**Goal of the exercise**.
Scan the listing and work out how many lines contain the word "before". Nothing but the number should be given.

(Lines of data)
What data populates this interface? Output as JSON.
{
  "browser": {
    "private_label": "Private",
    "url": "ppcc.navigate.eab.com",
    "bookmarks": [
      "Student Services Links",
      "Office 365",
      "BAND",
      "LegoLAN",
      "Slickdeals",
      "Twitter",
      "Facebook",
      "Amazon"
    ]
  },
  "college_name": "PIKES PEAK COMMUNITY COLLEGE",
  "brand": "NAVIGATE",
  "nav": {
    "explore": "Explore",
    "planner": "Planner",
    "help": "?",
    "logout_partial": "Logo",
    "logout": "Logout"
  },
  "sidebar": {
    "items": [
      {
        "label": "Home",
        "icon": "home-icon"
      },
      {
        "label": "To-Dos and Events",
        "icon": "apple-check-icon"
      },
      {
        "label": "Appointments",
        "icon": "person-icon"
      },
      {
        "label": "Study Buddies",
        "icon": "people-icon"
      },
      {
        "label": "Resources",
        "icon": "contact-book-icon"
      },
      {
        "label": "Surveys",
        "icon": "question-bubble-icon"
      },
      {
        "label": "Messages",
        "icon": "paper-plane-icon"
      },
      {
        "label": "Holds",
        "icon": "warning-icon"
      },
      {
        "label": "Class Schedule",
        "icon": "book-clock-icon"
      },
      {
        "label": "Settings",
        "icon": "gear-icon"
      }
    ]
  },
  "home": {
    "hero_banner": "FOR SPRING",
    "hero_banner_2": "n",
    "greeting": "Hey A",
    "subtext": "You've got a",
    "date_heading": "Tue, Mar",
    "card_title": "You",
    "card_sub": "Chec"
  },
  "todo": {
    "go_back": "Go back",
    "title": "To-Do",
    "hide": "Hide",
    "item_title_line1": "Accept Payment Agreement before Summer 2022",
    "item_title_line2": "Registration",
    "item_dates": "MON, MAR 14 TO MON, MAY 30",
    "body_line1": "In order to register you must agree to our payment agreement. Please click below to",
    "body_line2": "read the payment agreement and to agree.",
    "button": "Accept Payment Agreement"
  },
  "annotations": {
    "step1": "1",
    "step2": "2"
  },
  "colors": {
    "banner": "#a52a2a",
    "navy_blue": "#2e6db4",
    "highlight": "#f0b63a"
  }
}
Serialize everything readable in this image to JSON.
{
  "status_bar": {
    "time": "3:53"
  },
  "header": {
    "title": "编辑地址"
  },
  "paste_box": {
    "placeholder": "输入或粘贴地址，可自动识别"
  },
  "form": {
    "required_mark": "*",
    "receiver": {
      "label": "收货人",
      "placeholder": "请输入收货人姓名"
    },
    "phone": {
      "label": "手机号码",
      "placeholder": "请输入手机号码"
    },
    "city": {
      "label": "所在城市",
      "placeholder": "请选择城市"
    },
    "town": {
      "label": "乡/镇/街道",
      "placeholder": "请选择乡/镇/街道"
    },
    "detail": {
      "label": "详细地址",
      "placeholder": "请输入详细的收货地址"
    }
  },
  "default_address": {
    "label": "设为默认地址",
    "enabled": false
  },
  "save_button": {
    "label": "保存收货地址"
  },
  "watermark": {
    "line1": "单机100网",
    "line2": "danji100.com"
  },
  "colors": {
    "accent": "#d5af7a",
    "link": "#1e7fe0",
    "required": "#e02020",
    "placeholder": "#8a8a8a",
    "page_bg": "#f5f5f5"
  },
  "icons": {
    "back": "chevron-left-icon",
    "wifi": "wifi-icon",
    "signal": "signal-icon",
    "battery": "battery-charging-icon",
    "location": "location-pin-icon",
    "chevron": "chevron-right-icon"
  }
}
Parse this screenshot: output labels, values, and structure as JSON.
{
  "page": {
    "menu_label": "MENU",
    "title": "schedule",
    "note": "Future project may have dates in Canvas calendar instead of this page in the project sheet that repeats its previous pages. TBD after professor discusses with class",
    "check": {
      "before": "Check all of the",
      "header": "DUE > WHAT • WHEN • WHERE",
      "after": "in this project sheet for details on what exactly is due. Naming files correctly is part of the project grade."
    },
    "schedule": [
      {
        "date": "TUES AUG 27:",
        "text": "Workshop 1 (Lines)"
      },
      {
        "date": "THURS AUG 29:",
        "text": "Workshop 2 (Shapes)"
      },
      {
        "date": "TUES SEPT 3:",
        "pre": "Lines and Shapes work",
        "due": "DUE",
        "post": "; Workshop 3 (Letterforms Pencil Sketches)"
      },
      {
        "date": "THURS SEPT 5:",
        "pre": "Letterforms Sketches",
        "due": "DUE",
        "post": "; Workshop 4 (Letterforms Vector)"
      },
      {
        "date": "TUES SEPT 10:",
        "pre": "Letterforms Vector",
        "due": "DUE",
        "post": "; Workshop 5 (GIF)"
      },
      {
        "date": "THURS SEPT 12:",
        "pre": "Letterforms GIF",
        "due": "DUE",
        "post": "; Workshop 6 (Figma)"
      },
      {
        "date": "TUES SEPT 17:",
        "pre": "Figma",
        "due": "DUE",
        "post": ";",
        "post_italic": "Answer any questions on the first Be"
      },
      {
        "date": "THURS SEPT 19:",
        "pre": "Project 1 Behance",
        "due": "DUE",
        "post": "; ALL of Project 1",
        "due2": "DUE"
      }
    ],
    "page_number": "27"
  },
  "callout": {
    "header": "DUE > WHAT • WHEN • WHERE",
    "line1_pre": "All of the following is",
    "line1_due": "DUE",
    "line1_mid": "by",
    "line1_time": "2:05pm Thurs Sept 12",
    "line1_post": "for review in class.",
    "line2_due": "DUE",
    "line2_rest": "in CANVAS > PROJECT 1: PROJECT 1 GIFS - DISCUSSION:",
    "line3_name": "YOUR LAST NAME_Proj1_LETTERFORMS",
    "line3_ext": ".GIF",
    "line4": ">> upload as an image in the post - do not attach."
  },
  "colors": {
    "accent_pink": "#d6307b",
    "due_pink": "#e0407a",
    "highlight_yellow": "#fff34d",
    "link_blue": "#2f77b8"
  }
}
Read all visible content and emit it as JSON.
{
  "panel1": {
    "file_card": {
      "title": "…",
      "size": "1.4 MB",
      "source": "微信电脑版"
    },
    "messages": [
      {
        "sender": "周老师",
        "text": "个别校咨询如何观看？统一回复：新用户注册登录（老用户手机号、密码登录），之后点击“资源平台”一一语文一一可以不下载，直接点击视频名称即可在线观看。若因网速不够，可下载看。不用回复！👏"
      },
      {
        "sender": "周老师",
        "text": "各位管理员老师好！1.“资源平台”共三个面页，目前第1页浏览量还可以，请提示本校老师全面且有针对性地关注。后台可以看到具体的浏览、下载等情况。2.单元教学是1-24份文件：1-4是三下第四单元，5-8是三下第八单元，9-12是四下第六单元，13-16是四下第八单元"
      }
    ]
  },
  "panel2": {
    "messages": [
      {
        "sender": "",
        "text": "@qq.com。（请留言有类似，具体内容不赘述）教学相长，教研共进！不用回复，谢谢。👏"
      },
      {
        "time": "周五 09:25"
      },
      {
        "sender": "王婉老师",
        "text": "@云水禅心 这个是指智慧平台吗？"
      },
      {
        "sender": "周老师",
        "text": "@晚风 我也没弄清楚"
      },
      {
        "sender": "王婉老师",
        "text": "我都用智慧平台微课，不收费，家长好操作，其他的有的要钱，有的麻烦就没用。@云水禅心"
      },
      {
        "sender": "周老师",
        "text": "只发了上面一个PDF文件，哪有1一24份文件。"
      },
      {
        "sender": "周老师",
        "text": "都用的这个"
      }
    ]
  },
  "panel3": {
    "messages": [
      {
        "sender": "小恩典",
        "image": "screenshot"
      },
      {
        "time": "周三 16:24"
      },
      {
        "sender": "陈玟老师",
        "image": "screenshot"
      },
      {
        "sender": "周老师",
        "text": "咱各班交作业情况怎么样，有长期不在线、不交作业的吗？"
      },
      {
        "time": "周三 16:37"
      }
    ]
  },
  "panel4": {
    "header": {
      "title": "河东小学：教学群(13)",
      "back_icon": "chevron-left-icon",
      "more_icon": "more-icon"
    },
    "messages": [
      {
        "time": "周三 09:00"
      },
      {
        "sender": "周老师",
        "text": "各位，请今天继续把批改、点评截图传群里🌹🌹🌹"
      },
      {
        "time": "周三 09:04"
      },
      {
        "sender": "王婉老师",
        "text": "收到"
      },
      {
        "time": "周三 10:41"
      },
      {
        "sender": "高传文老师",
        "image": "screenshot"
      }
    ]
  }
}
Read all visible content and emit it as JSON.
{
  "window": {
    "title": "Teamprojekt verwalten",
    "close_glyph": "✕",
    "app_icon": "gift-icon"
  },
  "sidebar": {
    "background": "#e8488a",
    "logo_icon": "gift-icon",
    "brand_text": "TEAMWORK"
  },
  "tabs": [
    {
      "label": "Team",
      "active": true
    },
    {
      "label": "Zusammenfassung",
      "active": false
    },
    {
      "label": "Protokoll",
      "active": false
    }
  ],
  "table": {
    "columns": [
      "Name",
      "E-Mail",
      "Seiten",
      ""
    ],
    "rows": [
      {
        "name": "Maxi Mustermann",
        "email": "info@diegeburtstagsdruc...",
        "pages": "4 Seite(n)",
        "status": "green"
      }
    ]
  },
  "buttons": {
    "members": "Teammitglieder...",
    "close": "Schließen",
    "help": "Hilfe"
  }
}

**Result of this task**.
2